Begin Material for this exercise

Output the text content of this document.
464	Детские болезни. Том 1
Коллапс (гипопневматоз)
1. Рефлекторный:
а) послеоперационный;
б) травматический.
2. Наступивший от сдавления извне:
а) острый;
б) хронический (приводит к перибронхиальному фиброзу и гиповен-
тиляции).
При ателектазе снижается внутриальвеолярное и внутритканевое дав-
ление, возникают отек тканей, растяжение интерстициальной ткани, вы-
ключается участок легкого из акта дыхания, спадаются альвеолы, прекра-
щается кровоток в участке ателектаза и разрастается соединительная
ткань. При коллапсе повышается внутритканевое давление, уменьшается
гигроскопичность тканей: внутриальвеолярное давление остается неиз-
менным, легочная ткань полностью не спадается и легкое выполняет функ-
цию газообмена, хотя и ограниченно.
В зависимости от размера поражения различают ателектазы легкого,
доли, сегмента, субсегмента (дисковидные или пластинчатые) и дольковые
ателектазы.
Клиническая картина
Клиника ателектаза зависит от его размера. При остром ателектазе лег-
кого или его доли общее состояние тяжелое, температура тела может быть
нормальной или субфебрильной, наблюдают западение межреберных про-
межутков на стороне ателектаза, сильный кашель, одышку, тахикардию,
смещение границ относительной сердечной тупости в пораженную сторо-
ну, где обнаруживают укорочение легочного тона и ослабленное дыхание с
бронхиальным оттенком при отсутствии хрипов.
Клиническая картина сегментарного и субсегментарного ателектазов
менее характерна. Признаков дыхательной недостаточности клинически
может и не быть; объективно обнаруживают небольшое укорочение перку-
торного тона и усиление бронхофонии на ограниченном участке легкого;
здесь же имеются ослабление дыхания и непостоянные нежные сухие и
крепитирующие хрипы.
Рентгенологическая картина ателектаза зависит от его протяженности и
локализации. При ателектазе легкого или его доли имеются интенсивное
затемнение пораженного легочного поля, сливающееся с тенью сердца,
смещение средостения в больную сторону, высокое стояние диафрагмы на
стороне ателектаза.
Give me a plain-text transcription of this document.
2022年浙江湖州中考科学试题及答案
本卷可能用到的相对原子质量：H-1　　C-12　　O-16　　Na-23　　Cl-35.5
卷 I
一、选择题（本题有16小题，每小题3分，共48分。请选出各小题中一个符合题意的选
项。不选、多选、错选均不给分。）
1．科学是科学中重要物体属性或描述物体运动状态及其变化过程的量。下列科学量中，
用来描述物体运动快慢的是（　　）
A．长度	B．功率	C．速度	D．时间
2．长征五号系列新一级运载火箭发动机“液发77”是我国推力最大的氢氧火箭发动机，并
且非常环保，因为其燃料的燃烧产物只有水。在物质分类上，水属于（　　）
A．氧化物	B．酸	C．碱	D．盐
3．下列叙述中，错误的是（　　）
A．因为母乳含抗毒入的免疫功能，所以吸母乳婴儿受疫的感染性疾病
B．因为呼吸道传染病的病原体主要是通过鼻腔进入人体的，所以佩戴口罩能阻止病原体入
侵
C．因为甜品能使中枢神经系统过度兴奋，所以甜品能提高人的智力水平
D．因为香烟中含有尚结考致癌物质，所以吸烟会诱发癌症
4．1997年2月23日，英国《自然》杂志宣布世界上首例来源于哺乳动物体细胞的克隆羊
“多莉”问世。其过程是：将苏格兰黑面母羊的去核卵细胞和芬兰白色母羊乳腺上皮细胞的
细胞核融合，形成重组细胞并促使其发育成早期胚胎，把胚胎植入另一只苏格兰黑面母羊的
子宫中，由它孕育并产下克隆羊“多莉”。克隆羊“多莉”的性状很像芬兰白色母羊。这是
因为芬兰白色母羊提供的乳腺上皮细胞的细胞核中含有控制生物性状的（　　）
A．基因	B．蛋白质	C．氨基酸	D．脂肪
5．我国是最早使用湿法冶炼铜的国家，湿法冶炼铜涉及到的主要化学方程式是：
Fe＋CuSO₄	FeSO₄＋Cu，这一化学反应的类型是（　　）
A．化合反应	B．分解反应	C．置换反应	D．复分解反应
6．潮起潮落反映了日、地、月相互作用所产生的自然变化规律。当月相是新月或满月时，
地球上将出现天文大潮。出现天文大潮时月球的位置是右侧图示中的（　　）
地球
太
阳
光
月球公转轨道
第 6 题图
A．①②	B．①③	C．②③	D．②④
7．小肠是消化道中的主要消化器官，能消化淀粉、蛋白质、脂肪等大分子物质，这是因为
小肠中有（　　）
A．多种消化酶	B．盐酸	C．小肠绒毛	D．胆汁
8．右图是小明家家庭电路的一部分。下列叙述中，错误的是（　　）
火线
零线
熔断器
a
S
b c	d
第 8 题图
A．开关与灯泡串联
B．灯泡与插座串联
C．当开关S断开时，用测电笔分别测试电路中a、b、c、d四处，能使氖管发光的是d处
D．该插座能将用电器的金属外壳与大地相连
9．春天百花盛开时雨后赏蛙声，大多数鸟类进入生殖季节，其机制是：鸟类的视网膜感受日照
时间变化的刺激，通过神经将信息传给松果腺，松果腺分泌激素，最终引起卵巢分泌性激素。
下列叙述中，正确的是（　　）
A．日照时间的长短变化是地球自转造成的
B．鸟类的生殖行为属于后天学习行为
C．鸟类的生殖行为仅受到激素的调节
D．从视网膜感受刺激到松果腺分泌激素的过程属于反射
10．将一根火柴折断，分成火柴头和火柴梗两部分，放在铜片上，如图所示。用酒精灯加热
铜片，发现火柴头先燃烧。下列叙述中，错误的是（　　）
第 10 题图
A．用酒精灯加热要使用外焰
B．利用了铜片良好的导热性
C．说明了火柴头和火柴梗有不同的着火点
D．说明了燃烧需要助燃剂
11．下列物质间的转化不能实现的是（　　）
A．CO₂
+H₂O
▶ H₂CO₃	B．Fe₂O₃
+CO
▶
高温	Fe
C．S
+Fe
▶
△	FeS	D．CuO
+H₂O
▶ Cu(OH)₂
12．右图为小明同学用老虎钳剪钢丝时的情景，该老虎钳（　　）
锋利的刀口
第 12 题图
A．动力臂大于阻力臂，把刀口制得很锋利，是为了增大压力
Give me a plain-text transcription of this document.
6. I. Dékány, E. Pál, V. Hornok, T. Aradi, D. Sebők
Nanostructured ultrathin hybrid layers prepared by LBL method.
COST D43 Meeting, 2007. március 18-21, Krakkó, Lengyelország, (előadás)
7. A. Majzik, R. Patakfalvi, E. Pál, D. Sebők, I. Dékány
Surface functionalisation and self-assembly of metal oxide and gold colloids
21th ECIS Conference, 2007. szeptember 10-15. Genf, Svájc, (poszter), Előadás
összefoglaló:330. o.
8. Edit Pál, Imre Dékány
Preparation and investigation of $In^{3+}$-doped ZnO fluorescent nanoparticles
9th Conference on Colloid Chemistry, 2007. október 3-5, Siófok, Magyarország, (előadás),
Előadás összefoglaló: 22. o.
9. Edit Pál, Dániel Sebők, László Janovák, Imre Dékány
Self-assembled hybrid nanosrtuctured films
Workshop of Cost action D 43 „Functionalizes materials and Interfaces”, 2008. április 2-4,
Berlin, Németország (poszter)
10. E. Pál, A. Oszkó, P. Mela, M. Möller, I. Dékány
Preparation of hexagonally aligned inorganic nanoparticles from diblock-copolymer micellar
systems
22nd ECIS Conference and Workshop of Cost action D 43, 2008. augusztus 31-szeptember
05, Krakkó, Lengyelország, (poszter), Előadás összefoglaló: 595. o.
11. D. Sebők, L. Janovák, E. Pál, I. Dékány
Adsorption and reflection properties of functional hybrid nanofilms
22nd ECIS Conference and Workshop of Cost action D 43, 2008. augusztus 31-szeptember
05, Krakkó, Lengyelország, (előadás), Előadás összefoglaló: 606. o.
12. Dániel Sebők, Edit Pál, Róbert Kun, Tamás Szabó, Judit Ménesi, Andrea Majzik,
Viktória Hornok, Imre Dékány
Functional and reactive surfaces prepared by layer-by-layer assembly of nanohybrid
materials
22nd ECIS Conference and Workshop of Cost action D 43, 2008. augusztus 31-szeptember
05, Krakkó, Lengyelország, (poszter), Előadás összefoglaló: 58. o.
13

End Material for this exercise

From the entries above, copy each line holding "Sebők".

6. I. Dékány, E. Pál, V. Hornok, T. Aradi, D. Sebők
7. A. Majzik, R. Patakfalvi, E. Pál, D. Sebők, I. Dékány
9. Edit Pál, Dániel Sebők, László Janovák, Imre Dékány
11. D. Sebők, L. Janovák, E. Pál, I. Dékány
12. Dániel Sebők, Edit Pál, Róbert Kun, Tamás Szabó, Judit Ménesi, Andrea Majzik,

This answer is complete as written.